WHAT YOU ARE ASKED TO DO
Return each line that holds the word "colors".

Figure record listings
* * *
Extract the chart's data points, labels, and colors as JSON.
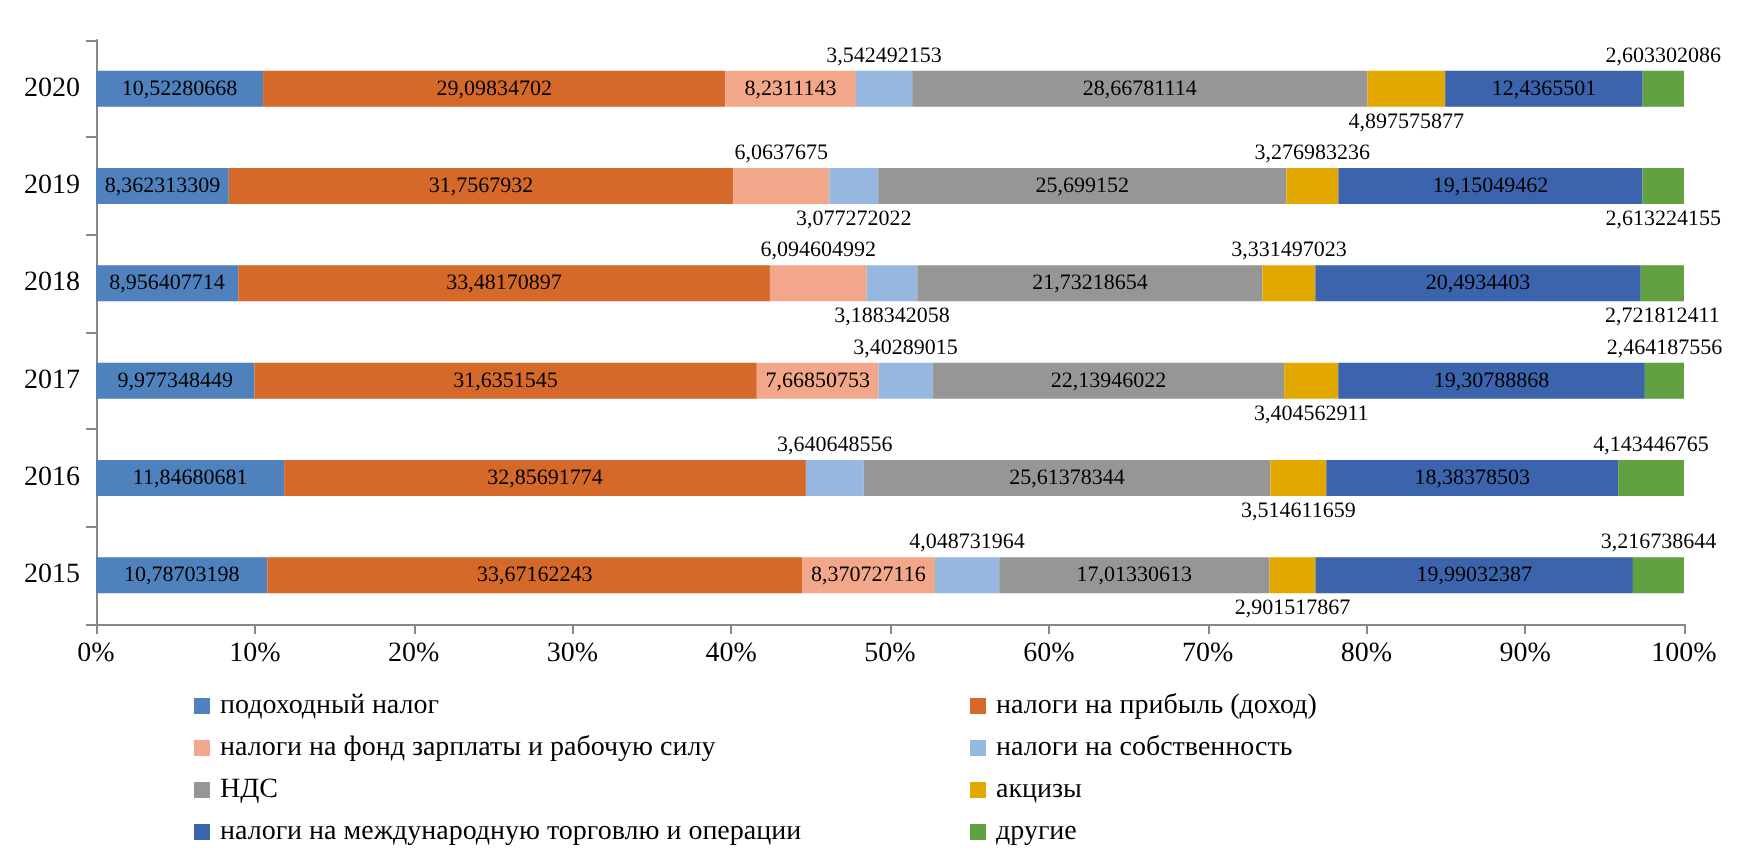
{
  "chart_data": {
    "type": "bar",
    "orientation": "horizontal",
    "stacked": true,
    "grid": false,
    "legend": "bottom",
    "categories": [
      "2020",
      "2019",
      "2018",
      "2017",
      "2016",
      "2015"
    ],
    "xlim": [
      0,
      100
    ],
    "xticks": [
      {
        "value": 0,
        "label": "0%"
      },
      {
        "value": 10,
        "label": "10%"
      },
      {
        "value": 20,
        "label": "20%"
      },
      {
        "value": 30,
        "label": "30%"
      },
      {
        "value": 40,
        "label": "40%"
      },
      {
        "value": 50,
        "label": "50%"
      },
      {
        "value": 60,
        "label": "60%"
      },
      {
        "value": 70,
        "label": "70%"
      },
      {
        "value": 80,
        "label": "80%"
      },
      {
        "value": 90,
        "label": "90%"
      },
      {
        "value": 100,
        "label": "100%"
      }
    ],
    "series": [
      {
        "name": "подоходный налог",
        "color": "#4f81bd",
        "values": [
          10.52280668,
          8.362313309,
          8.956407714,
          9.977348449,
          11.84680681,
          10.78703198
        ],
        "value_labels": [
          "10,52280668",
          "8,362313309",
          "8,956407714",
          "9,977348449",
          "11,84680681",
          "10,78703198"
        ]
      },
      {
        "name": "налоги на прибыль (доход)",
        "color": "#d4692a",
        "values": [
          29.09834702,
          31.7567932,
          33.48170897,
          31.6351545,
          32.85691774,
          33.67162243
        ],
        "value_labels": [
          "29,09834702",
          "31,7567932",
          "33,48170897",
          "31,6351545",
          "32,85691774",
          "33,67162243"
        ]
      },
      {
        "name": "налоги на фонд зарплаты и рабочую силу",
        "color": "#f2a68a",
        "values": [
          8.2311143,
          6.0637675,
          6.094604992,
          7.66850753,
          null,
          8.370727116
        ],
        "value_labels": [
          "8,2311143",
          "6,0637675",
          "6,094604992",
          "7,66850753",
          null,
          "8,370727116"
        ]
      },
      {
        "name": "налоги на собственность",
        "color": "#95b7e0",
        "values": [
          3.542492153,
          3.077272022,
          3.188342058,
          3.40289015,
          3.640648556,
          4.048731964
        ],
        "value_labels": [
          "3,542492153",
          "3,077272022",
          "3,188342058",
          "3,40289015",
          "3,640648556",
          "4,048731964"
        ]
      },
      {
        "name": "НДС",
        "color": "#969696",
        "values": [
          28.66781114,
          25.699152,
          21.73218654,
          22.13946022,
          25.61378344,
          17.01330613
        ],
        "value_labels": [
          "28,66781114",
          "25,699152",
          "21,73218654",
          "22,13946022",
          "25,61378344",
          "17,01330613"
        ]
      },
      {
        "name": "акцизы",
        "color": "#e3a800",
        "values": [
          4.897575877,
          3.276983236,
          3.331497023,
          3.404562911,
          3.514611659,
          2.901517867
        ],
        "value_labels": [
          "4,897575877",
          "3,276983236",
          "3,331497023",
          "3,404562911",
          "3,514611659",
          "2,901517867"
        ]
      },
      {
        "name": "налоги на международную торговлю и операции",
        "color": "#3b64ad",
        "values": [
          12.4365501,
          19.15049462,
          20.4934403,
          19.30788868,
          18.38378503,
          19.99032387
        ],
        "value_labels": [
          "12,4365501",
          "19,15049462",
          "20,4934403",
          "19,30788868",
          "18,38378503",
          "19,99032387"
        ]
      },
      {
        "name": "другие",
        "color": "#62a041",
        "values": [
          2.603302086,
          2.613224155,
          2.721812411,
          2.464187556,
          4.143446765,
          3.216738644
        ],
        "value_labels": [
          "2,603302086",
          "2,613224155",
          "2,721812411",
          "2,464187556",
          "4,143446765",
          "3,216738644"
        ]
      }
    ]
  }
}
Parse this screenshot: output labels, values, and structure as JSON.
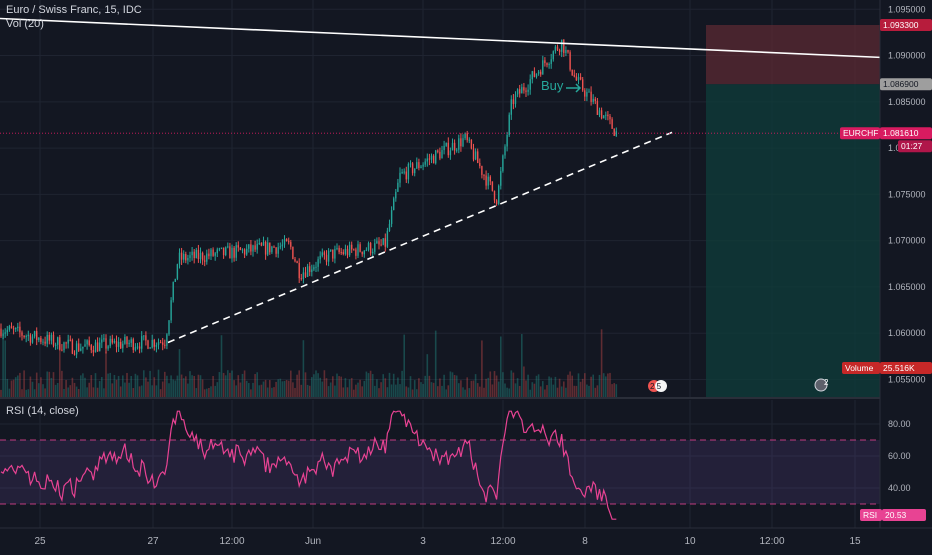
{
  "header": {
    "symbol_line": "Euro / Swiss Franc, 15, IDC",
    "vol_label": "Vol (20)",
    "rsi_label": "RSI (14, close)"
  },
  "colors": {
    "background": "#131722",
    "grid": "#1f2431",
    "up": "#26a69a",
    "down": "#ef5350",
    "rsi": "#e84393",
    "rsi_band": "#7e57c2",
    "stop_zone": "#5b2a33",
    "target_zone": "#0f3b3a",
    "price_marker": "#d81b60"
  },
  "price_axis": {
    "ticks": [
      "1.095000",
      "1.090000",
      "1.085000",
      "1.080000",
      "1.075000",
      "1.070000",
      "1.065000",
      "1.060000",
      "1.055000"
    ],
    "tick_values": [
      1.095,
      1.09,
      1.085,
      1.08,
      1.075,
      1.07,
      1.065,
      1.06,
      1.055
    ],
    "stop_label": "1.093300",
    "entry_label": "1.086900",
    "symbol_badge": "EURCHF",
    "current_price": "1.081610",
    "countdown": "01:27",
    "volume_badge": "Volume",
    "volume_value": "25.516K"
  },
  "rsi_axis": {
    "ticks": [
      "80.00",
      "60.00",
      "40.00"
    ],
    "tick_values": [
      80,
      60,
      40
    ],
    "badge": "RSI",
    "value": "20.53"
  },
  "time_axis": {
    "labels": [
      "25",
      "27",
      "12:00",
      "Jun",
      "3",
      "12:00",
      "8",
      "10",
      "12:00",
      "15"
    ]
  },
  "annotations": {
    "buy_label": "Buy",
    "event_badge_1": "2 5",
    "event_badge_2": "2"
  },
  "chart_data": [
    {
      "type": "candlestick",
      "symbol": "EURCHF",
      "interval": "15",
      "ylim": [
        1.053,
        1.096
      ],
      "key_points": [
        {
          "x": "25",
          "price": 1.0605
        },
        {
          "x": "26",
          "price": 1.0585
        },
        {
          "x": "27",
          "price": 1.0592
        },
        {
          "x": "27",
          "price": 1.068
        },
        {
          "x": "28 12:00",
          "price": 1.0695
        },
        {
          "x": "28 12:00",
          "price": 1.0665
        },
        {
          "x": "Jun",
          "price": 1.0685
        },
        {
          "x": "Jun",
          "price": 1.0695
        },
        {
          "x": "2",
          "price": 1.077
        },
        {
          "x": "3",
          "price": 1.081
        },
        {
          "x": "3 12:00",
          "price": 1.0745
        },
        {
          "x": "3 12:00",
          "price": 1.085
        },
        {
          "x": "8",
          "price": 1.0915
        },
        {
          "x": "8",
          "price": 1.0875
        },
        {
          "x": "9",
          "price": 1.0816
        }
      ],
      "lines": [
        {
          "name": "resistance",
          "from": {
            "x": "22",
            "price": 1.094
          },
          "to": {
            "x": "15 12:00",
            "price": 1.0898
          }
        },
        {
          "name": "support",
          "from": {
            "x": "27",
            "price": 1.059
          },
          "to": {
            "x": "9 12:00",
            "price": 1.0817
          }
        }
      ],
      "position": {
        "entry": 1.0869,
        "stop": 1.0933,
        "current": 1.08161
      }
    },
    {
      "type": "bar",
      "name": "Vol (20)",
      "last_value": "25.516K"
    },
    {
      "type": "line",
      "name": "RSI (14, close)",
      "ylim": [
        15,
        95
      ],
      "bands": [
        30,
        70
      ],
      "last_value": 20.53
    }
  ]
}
* * *
PROBLEM SOLUTION
Extract the chart's data points, labels, and colors as JSON.
  "colors": {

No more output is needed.